THE DATA:
┄┄┄┄┄┄

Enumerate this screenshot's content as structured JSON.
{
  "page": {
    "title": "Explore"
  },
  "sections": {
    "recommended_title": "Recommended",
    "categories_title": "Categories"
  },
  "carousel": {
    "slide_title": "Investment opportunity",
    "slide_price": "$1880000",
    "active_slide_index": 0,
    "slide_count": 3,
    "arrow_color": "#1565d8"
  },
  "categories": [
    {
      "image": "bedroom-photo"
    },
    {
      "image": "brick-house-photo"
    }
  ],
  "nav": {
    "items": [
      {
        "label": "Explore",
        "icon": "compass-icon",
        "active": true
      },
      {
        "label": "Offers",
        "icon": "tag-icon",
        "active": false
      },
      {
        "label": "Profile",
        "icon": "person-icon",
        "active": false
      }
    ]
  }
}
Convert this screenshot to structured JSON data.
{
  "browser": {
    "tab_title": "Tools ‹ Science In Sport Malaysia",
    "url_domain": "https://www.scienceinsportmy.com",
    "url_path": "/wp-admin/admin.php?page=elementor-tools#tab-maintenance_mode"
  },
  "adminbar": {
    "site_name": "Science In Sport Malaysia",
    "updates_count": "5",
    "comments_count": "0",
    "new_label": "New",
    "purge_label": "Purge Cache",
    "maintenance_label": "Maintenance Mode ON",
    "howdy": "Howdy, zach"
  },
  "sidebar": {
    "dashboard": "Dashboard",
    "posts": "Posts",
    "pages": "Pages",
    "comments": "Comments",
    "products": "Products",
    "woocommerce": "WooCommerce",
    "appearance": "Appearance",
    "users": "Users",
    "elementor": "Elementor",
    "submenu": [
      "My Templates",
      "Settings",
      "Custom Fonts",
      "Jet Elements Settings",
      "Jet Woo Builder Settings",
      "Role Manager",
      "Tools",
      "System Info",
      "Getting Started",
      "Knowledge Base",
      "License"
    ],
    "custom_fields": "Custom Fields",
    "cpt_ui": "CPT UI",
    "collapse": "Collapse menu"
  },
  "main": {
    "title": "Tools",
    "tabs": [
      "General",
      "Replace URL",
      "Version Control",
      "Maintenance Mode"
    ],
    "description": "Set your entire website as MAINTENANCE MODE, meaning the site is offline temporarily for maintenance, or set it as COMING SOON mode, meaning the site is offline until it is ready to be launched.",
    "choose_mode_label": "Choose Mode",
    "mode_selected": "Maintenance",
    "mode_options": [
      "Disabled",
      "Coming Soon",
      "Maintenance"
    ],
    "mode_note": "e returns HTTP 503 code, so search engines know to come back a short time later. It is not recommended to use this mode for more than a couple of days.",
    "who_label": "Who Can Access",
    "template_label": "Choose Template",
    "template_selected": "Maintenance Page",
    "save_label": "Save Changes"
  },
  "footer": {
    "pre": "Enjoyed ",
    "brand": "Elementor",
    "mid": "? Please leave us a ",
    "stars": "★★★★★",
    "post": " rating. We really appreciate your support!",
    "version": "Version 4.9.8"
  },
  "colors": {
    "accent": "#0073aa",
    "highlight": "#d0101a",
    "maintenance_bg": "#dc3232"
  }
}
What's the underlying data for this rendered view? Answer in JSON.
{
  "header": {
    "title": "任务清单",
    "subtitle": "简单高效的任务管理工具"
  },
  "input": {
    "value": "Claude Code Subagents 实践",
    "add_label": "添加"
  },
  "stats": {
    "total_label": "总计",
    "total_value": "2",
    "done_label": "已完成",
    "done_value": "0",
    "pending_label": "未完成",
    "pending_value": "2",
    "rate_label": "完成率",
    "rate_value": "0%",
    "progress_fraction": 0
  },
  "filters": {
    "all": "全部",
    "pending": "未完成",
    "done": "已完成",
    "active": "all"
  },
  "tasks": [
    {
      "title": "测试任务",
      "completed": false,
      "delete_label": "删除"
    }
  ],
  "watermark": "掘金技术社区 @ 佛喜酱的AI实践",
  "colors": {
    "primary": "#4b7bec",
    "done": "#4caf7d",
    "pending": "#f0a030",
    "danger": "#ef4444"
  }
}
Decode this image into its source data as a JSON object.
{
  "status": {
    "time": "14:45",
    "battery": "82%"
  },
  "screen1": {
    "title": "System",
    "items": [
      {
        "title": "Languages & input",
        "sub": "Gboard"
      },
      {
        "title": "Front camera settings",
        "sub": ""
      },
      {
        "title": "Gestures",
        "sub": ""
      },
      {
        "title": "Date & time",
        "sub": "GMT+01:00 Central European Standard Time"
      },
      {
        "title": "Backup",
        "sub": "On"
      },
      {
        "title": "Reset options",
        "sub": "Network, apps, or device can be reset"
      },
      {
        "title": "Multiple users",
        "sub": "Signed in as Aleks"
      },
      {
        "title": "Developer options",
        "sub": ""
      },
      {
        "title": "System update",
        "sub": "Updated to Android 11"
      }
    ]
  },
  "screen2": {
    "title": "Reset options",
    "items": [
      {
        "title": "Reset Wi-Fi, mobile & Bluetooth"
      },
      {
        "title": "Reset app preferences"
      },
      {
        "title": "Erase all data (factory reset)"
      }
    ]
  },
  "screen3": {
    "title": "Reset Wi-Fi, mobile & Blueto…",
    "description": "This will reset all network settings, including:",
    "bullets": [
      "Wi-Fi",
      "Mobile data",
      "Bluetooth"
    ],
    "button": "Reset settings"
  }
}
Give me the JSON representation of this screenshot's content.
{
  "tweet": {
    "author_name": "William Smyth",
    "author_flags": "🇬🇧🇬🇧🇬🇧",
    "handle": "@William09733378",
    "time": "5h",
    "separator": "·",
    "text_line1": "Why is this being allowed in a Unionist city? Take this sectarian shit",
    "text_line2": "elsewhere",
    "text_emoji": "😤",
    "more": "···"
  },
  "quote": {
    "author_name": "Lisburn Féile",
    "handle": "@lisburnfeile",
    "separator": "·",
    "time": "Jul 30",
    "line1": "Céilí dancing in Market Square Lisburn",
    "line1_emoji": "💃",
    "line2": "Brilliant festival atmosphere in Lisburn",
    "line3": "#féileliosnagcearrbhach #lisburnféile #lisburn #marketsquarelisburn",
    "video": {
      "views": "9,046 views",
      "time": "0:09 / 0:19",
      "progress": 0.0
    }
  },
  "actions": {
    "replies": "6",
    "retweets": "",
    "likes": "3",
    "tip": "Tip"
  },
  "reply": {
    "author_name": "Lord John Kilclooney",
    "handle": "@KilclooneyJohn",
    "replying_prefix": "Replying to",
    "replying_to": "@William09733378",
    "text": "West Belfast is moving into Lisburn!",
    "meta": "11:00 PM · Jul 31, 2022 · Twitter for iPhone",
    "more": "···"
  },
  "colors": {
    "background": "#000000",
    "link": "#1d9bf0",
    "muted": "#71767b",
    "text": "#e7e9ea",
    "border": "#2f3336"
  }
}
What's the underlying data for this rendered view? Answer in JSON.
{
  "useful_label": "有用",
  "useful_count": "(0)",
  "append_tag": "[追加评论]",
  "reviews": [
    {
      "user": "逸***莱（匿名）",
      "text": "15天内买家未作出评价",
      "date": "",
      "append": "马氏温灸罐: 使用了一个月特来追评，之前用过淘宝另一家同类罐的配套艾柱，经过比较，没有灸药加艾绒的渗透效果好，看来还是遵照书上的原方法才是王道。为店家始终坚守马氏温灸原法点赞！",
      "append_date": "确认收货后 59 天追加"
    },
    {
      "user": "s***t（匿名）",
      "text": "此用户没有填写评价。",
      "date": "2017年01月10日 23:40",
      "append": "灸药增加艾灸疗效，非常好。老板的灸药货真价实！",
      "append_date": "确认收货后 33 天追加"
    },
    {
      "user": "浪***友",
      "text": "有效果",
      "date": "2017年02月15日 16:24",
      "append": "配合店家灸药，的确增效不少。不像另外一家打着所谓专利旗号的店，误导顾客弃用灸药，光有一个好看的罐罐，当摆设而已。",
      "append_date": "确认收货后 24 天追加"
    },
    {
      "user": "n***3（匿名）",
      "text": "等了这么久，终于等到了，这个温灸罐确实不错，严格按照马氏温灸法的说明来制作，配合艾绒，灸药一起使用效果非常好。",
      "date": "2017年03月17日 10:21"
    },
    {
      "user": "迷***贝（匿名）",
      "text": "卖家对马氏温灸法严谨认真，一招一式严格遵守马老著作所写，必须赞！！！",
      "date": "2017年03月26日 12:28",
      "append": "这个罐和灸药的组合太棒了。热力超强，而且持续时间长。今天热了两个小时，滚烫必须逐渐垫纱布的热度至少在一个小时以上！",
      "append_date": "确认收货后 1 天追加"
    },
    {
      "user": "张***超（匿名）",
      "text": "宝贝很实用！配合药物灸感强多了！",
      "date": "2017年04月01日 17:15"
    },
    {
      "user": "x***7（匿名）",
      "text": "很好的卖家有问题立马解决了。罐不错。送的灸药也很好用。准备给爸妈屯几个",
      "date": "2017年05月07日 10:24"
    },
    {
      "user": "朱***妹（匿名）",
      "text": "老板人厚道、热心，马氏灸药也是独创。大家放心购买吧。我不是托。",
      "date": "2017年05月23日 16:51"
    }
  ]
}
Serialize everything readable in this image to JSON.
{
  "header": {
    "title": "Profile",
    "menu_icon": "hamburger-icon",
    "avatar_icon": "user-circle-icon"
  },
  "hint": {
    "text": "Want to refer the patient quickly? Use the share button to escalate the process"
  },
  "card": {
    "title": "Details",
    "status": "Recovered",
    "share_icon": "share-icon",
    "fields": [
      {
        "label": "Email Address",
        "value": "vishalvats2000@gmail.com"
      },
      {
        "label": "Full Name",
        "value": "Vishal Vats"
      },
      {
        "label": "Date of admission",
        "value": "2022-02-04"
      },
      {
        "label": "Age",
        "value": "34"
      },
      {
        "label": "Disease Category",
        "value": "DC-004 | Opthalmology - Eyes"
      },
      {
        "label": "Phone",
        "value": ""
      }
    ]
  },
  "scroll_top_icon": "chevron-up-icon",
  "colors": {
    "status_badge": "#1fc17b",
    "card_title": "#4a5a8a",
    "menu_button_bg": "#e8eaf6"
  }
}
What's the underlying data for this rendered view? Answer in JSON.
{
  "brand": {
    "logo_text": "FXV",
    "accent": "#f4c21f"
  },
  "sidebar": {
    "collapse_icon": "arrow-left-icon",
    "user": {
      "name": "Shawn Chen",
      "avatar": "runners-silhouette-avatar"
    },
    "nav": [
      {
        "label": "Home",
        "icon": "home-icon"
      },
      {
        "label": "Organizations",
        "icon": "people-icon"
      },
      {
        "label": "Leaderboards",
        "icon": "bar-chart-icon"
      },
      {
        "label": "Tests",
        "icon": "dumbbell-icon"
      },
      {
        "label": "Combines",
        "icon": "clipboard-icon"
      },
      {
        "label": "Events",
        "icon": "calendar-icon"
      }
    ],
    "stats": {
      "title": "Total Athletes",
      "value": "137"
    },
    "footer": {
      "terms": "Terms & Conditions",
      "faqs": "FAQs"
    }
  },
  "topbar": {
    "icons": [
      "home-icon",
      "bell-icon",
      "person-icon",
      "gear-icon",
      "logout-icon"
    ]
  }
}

┄┄┄┄┄┄

PROBLEM DETAILS:
Across the records, count the lines holding the string "description". Give the number and stop.

RESPONSE:
2